» **DIRECTIONS**
Transcribe the records that follow. Keep every word exactly, and drop the pictures.

» **STORED DATA**
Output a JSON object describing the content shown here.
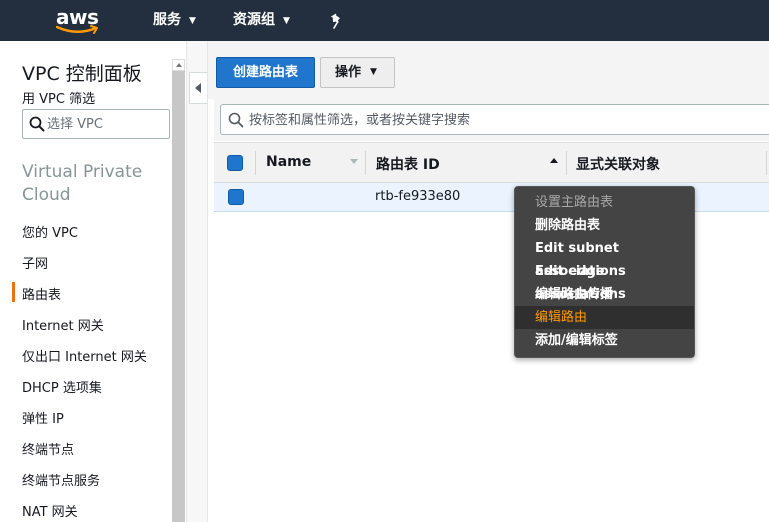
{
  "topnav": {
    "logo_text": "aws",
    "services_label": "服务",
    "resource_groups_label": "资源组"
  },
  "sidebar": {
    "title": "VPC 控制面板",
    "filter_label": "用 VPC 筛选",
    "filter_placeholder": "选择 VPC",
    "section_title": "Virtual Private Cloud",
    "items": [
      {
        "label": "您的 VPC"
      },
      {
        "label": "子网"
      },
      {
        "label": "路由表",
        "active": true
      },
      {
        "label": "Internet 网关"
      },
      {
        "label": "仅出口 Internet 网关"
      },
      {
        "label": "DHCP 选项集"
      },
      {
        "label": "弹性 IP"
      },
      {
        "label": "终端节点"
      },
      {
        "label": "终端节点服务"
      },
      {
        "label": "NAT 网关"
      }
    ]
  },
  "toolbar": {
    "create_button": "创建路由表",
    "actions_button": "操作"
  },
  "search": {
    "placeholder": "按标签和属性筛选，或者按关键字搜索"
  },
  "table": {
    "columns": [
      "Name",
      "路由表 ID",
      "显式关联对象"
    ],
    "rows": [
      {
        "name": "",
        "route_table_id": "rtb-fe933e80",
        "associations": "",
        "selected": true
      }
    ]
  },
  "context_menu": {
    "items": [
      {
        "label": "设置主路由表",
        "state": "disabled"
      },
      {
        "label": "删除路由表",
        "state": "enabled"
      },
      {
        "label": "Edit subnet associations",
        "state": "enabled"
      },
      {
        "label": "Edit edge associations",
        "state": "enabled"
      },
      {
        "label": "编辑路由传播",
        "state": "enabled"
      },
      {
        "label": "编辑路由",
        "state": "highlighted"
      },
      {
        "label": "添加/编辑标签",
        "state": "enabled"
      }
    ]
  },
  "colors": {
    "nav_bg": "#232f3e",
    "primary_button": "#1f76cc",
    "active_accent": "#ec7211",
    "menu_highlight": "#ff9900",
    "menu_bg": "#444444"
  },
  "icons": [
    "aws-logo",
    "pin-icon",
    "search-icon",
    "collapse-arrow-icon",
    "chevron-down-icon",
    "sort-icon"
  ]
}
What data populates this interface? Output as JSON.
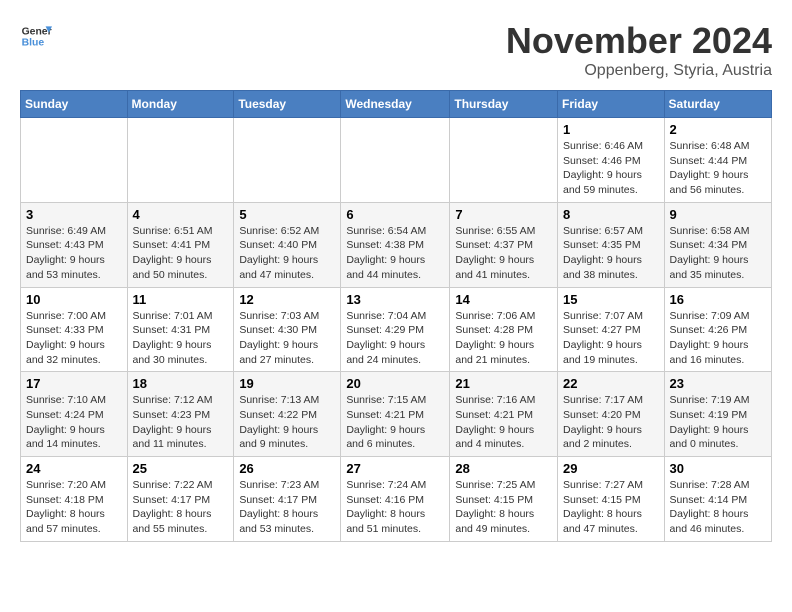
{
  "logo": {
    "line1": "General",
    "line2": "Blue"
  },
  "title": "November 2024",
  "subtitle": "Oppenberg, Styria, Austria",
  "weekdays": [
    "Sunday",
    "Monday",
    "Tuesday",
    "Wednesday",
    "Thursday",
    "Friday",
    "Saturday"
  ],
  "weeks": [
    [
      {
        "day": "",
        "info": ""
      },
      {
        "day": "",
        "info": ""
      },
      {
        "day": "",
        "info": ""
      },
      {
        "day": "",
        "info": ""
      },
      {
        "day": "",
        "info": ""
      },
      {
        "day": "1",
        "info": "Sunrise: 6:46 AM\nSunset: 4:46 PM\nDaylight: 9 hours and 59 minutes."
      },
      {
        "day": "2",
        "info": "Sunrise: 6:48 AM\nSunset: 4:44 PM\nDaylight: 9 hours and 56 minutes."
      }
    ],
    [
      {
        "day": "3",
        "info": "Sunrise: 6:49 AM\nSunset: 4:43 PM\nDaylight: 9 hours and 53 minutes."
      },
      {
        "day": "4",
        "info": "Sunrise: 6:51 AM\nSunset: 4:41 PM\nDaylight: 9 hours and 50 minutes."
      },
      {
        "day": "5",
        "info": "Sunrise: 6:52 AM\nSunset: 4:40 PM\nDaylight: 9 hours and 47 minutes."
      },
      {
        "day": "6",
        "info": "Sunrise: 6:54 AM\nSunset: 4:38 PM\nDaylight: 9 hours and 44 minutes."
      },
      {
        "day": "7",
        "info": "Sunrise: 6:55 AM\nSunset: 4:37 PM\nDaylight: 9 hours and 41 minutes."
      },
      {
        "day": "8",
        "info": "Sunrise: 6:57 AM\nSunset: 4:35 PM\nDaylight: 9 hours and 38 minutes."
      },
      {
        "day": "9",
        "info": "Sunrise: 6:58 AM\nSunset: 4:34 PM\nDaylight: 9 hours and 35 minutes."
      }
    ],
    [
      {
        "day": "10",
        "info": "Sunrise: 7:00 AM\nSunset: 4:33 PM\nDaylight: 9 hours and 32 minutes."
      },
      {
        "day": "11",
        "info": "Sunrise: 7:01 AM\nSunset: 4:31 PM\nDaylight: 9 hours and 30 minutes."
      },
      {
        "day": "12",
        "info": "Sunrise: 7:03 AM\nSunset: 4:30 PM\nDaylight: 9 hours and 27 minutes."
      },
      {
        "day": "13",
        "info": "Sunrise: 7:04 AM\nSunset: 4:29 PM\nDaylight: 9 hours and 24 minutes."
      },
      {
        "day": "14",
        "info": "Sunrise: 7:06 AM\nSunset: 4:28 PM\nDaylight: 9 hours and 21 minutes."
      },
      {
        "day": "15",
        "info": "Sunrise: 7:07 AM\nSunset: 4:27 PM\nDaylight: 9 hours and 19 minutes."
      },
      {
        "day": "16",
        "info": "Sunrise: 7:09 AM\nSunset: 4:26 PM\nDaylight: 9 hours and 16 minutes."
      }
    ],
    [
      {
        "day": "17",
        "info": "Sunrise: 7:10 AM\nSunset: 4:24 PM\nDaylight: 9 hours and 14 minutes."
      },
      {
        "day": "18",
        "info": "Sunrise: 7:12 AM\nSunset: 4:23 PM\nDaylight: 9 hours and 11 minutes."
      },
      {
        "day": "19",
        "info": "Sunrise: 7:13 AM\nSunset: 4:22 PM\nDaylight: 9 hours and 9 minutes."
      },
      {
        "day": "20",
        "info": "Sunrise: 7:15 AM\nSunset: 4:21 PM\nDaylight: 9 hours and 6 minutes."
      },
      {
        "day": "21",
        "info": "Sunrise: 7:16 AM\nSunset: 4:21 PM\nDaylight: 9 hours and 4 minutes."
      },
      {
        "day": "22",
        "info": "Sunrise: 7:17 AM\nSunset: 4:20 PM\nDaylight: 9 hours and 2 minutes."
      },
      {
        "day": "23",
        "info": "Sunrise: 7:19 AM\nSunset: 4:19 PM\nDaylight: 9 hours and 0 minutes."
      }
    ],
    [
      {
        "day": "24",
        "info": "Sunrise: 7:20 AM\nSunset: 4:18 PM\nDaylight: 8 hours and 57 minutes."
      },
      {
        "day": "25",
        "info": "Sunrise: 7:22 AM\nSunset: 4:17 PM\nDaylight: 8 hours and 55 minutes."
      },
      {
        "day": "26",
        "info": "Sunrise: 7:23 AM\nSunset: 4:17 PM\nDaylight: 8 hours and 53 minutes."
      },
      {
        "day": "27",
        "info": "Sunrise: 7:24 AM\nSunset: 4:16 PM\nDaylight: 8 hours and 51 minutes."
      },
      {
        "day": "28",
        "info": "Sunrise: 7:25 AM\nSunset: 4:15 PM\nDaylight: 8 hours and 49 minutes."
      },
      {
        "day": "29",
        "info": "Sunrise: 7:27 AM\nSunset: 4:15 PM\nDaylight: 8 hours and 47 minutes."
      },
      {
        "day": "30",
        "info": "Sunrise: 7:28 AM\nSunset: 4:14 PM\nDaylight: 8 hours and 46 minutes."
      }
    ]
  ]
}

» **THE ANSWER**
Output a JSON object describing the content shown here.
{
  "topnav": {
    "logo_text": "aws",
    "services_label": "服务",
    "resource_groups_label": "资源组"
  },
  "sidebar": {
    "title": "VPC 控制面板",
    "filter_label": "用 VPC 筛选",
    "filter_placeholder": "选择 VPC",
    "section_title": "Virtual Private Cloud",
    "items": [
      {
        "label": "您的 VPC"
      },
      {
        "label": "子网"
      },
      {
        "label": "路由表",
        "active": true
      },
      {
        "label": "Internet 网关"
      },
      {
        "label": "仅出口 Internet 网关"
      },
      {
        "label": "DHCP 选项集"
      },
      {
        "label": "弹性 IP"
      },
      {
        "label": "终端节点"
      },
      {
        "label": "终端节点服务"
      },
      {
        "label": "NAT 网关"
      }
    ]
  },
  "toolbar": {
    "create_button": "创建路由表",
    "actions_button": "操作"
  },
  "search": {
    "placeholder": "按标签和属性筛选，或者按关键字搜索"
  },
  "table": {
    "columns": [
      "Name",
      "路由表 ID",
      "显式关联对象"
    ],
    "rows": [
      {
        "name": "",
        "route_table_id": "rtb-fe933e80",
        "associations": "",
        "selected": true
      }
    ]
  },
  "context_menu": {
    "items": [
      {
        "label": "设置主路由表",
        "state": "disabled"
      },
      {
        "label": "删除路由表",
        "state": "enabled"
      },
      {
        "label": "Edit subnet associations",
        "state": "enabled"
      },
      {
        "label": "Edit edge associations",
        "state": "enabled"
      },
      {
        "label": "编辑路由传播",
        "state": "enabled"
      },
      {
        "label": "编辑路由",
        "state": "highlighted"
      },
      {
        "label": "添加/编辑标签",
        "state": "enabled"
      }
    ]
  },
  "colors": {
    "nav_bg": "#232f3e",
    "primary_button": "#1f76cc",
    "active_accent": "#ec7211",
    "menu_highlight": "#ff9900",
    "menu_bg": "#444444"
  },
  "icons": [
    "aws-logo",
    "pin-icon",
    "search-icon",
    "collapse-arrow-icon",
    "chevron-down-icon",
    "sort-icon"
  ]
}
What data populates this interface? Output as JSON.
{
  "logo": {
    "line1": "General",
    "line2": "Blue"
  },
  "title": "November 2024",
  "subtitle": "Oppenberg, Styria, Austria",
  "weekdays": [
    "Sunday",
    "Monday",
    "Tuesday",
    "Wednesday",
    "Thursday",
    "Friday",
    "Saturday"
  ],
  "weeks": [
    [
      {
        "day": "",
        "info": ""
      },
      {
        "day": "",
        "info": ""
      },
      {
        "day": "",
        "info": ""
      },
      {
        "day": "",
        "info": ""
      },
      {
        "day": "",
        "info": ""
      },
      {
        "day": "1",
        "info": "Sunrise: 6:46 AM\nSunset: 4:46 PM\nDaylight: 9 hours and 59 minutes."
      },
      {
        "day": "2",
        "info": "Sunrise: 6:48 AM\nSunset: 4:44 PM\nDaylight: 9 hours and 56 minutes."
      }
    ],
    [
      {
        "day": "3",
        "info": "Sunrise: 6:49 AM\nSunset: 4:43 PM\nDaylight: 9 hours and 53 minutes."
      },
      {
        "day": "4",
        "info": "Sunrise: 6:51 AM\nSunset: 4:41 PM\nDaylight: 9 hours and 50 minutes."
      },
      {
        "day": "5",
        "info": "Sunrise: 6:52 AM\nSunset: 4:40 PM\nDaylight: 9 hours and 47 minutes."
      },
      {
        "day": "6",
        "info": "Sunrise: 6:54 AM\nSunset: 4:38 PM\nDaylight: 9 hours and 44 minutes."
      },
      {
        "day": "7",
        "info": "Sunrise: 6:55 AM\nSunset: 4:37 PM\nDaylight: 9 hours and 41 minutes."
      },
      {
        "day": "8",
        "info": "Sunrise: 6:57 AM\nSunset: 4:35 PM\nDaylight: 9 hours and 38 minutes."
      },
      {
        "day": "9",
        "info": "Sunrise: 6:58 AM\nSunset: 4:34 PM\nDaylight: 9 hours and 35 minutes."
      }
    ],
    [
      {
        "day": "10",
        "info": "Sunrise: 7:00 AM\nSunset: 4:33 PM\nDaylight: 9 hours and 32 minutes."
      },
      {
        "day": "11",
        "info": "Sunrise: 7:01 AM\nSunset: 4:31 PM\nDaylight: 9 hours and 30 minutes."
      },
      {
        "day": "12",
        "info": "Sunrise: 7:03 AM\nSunset: 4:30 PM\nDaylight: 9 hours and 27 minutes."
      },
      {
        "day": "13",
        "info": "Sunrise: 7:04 AM\nSunset: 4:29 PM\nDaylight: 9 hours and 24 minutes."
      },
      {
        "day": "14",
        "info": "Sunrise: 7:06 AM\nSunset: 4:28 PM\nDaylight: 9 hours and 21 minutes."
      },
      {
        "day": "15",
        "info": "Sunrise: 7:07 AM\nSunset: 4:27 PM\nDaylight: 9 hours and 19 minutes."
      },
      {
        "day": "16",
        "info": "Sunrise: 7:09 AM\nSunset: 4:26 PM\nDaylight: 9 hours and 16 minutes."
      }
    ],
    [
      {
        "day": "17",
        "info": "Sunrise: 7:10 AM\nSunset: 4:24 PM\nDaylight: 9 hours and 14 minutes."
      },
      {
        "day": "18",
        "info": "Sunrise: 7:12 AM\nSunset: 4:23 PM\nDaylight: 9 hours and 11 minutes."
      },
      {
        "day": "19",
        "info": "Sunrise: 7:13 AM\nSunset: 4:22 PM\nDaylight: 9 hours and 9 minutes."
      },
      {
        "day": "20",
        "info": "Sunrise: 7:15 AM\nSunset: 4:21 PM\nDaylight: 9 hours and 6 minutes."
      },
      {
        "day": "21",
        "info": "Sunrise: 7:16 AM\nSunset: 4:21 PM\nDaylight: 9 hours and 4 minutes."
      },
      {
        "day": "22",
        "info": "Sunrise: 7:17 AM\nSunset: 4:20 PM\nDaylight: 9 hours and 2 minutes."
      },
      {
        "day": "23",
        "info": "Sunrise: 7:19 AM\nSunset: 4:19 PM\nDaylight: 9 hours and 0 minutes."
      }
    ],
    [
      {
        "day": "24",
        "info": "Sunrise: 7:20 AM\nSunset: 4:18 PM\nDaylight: 8 hours and 57 minutes."
      },
      {
        "day": "25",
        "info": "Sunrise: 7:22 AM\nSunset: 4:17 PM\nDaylight: 8 hours and 55 minutes."
      },
      {
        "day": "26",
        "info": "Sunrise: 7:23 AM\nSunset: 4:17 PM\nDaylight: 8 hours and 53 minutes."
      },
      {
        "day": "27",
        "info": "Sunrise: 7:24 AM\nSunset: 4:16 PM\nDaylight: 8 hours and 51 minutes."
      },
      {
        "day": "28",
        "info": "Sunrise: 7:25 AM\nSunset: 4:15 PM\nDaylight: 8 hours and 49 minutes."
      },
      {
        "day": "29",
        "info": "Sunrise: 7:27 AM\nSunset: 4:15 PM\nDaylight: 8 hours and 47 minutes."
      },
      {
        "day": "30",
        "info": "Sunrise: 7:28 AM\nSunset: 4:14 PM\nDaylight: 8 hours and 46 minutes."
      }
    ]
  ]
}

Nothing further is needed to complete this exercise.